Supplied records:
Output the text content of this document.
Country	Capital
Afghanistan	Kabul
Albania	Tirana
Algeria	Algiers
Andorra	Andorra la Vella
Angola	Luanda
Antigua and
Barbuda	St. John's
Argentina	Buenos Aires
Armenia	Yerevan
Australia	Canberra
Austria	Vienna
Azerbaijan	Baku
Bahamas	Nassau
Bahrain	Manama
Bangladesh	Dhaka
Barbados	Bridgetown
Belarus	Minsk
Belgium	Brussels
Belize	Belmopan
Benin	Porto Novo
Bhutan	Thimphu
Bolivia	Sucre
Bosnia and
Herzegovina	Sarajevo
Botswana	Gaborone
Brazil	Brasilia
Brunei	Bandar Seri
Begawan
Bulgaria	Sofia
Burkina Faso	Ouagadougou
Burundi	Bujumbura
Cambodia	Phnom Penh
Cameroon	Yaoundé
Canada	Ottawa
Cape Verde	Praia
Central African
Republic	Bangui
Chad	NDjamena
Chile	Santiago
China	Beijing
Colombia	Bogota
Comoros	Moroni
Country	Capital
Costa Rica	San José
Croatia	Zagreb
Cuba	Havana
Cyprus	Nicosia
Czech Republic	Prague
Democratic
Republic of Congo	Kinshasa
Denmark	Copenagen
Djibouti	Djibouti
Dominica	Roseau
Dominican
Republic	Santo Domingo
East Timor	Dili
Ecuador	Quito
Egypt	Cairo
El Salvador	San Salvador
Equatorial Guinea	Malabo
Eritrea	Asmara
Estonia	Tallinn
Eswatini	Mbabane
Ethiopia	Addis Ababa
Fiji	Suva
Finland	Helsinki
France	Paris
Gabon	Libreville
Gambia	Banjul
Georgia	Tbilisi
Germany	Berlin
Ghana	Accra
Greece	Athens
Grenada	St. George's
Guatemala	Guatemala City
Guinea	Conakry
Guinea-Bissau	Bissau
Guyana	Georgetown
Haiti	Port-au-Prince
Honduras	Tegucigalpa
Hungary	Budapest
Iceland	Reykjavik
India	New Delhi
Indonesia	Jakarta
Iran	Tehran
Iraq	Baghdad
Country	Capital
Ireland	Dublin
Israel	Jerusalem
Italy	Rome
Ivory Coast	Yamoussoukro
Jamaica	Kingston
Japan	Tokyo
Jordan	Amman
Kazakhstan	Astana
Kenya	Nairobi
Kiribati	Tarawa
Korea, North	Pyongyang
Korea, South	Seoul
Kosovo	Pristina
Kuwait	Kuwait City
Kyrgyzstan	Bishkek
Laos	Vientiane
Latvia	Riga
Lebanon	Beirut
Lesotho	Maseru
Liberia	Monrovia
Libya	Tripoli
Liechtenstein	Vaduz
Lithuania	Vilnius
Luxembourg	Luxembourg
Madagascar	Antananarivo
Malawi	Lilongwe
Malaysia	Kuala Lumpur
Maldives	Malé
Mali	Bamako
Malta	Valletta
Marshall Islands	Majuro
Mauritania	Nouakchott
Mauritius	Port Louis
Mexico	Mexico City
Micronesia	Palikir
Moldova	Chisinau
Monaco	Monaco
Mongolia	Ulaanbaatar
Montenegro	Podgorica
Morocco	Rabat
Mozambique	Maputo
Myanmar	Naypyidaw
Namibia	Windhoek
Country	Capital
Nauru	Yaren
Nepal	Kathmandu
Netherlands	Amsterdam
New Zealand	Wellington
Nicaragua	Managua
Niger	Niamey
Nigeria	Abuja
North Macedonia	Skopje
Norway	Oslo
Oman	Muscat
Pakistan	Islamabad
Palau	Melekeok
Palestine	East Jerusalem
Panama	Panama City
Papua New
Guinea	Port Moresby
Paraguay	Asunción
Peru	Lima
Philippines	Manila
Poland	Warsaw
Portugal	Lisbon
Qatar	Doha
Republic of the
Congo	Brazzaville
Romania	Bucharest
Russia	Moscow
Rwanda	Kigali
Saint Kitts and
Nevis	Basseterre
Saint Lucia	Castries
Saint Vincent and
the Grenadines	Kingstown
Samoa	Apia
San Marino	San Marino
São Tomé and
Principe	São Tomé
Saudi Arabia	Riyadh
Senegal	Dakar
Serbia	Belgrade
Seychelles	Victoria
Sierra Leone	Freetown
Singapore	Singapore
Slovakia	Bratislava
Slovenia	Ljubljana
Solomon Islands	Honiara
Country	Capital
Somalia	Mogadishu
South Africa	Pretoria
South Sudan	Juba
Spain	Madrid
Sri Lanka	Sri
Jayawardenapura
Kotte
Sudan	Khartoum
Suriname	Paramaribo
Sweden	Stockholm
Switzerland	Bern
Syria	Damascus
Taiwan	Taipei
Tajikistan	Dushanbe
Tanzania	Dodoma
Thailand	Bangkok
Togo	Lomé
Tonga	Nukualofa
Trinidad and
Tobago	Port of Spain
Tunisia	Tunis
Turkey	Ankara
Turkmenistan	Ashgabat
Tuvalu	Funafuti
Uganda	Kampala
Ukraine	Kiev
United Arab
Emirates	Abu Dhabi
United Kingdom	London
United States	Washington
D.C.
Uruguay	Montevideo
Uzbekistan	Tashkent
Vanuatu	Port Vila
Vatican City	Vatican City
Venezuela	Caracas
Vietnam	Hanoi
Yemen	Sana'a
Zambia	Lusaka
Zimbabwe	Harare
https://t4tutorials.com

What the exercise asks:
Restate the whole listing exactly, leaving out nothing.

The result:
Output the text content of this document.
Country	Capital
Afghanistan	Kabul
Albania	Tirana
Algeria	Algiers
Andorra	Andorra la Vella
Angola	Luanda
Antigua and
Barbuda	St. John's
Argentina	Buenos Aires
Armenia	Yerevan
Australia	Canberra
Austria	Vienna
Azerbaijan	Baku
Bahamas	Nassau
Bahrain	Manama
Bangladesh	Dhaka
Barbados	Bridgetown
Belarus	Minsk
Belgium	Brussels
Belize	Belmopan
Benin	Porto Novo
Bhutan	Thimphu
Bolivia	Sucre
Bosnia and
Herzegovina	Sarajevo
Botswana	Gaborone
Brazil	Brasilia
Brunei	Bandar Seri
Begawan
Bulgaria	Sofia
Burkina Faso	Ouagadougou
Burundi	Bujumbura
Cambodia	Phnom Penh
Cameroon	Yaoundé
Canada	Ottawa
Cape Verde	Praia
Central African
Republic	Bangui
Chad	NDjamena
Chile	Santiago
China	Beijing
Colombia	Bogota
Comoros	Moroni
Country	Capital
Costa Rica	San José
Croatia	Zagreb
Cuba	Havana
Cyprus	Nicosia
Czech Republic	Prague
Democratic
Republic of Congo	Kinshasa
Denmark	Copenagen
Djibouti	Djibouti
Dominica	Roseau
Dominican
Republic	Santo Domingo
East Timor	Dili
Ecuador	Quito
Egypt	Cairo
El Salvador	San Salvador
Equatorial Guinea	Malabo
Eritrea	Asmara
Estonia	Tallinn
Eswatini	Mbabane
Ethiopia	Addis Ababa
Fiji	Suva
Finland	Helsinki
France	Paris
Gabon	Libreville
Gambia	Banjul
Georgia	Tbilisi
Germany	Berlin
Ghana	Accra
Greece	Athens
Grenada	St. George's
Guatemala	Guatemala City
Guinea	Conakry
Guinea-Bissau	Bissau
Guyana	Georgetown
Haiti	Port-au-Prince
Honduras	Tegucigalpa
Hungary	Budapest
Iceland	Reykjavik
India	New Delhi
Indonesia	Jakarta
Iran	Tehran
Iraq	Baghdad
Country	Capital
Ireland	Dublin
Israel	Jerusalem
Italy	Rome
Ivory Coast	Yamoussoukro
Jamaica	Kingston
Japan	Tokyo
Jordan	Amman
Kazakhstan	Astana
Kenya	Nairobi
Kiribati	Tarawa
Korea, North	Pyongyang
Korea, South	Seoul
Kosovo	Pristina
Kuwait	Kuwait City
Kyrgyzstan	Bishkek
Laos	Vientiane
Latvia	Riga
Lebanon	Beirut
Lesotho	Maseru
Liberia	Monrovia
Libya	Tripoli
Liechtenstein	Vaduz
Lithuania	Vilnius
Luxembourg	Luxembourg
Madagascar	Antananarivo
Malawi	Lilongwe
Malaysia	Kuala Lumpur
Maldives	Malé
Mali	Bamako
Malta	Valletta
Marshall Islands	Majuro
Mauritania	Nouakchott
Mauritius	Port Louis
Mexico	Mexico City
Micronesia	Palikir
Moldova	Chisinau
Monaco	Monaco
Mongolia	Ulaanbaatar
Montenegro	Podgorica
Morocco	Rabat
Mozambique	Maputo
Myanmar	Naypyidaw
Namibia	Windhoek
Country	Capital
Nauru	Yaren
Nepal	Kathmandu
Netherlands	Amsterdam
New Zealand	Wellington
Nicaragua	Managua
Niger	Niamey
Nigeria	Abuja
North Macedonia	Skopje
Norway	Oslo
Oman	Muscat
Pakistan	Islamabad
Palau	Melekeok
Palestine	East Jerusalem
Panama	Panama City
Papua New
Guinea	Port Moresby
Paraguay	Asunción
Peru	Lima
Philippines	Manila
Poland	Warsaw
Portugal	Lisbon
Qatar	Doha
Republic of the
Congo	Brazzaville
Romania	Bucharest
Russia	Moscow
Rwanda	Kigali
Saint Kitts and
Nevis	Basseterre
Saint Lucia	Castries
Saint Vincent and
the Grenadines	Kingstown
Samoa	Apia
San Marino	San Marino
São Tomé and
Principe	São Tomé
Saudi Arabia	Riyadh
Senegal	Dakar
Serbia	Belgrade
Seychelles	Victoria
Sierra Leone	Freetown
Singapore	Singapore
Slovakia	Bratislava
Slovenia	Ljubljana
Solomon Islands	Honiara
Country	Capital
Somalia	Mogadishu
South Africa	Pretoria
South Sudan	Juba
Spain	Madrid
Sri Lanka	Sri
Jayawardenapura
Kotte
Sudan	Khartoum
Suriname	Paramaribo
Sweden	Stockholm
Switzerland	Bern
Syria	Damascus
Taiwan	Taipei
Tajikistan	Dushanbe
Tanzania	Dodoma
Thailand	Bangkok
Togo	Lomé
Tonga	Nukualofa
Trinidad and
Tobago	Port of Spain
Tunisia	Tunis
Turkey	Ankara
Turkmenistan	Ashgabat
Tuvalu	Funafuti
Uganda	Kampala
Ukraine	Kiev
United Arab
Emirates	Abu Dhabi
United Kingdom	London
United States	Washington
D.C.
Uruguay	Montevideo
Uzbekistan	Tashkent
Vanuatu	Port Vila
Vatican City	Vatican City
Venezuela	Caracas
Vietnam	Hanoi
Yemen	Sana'a
Zambia	Lusaka
Zimbabwe	Harare
https://t4tutorials.com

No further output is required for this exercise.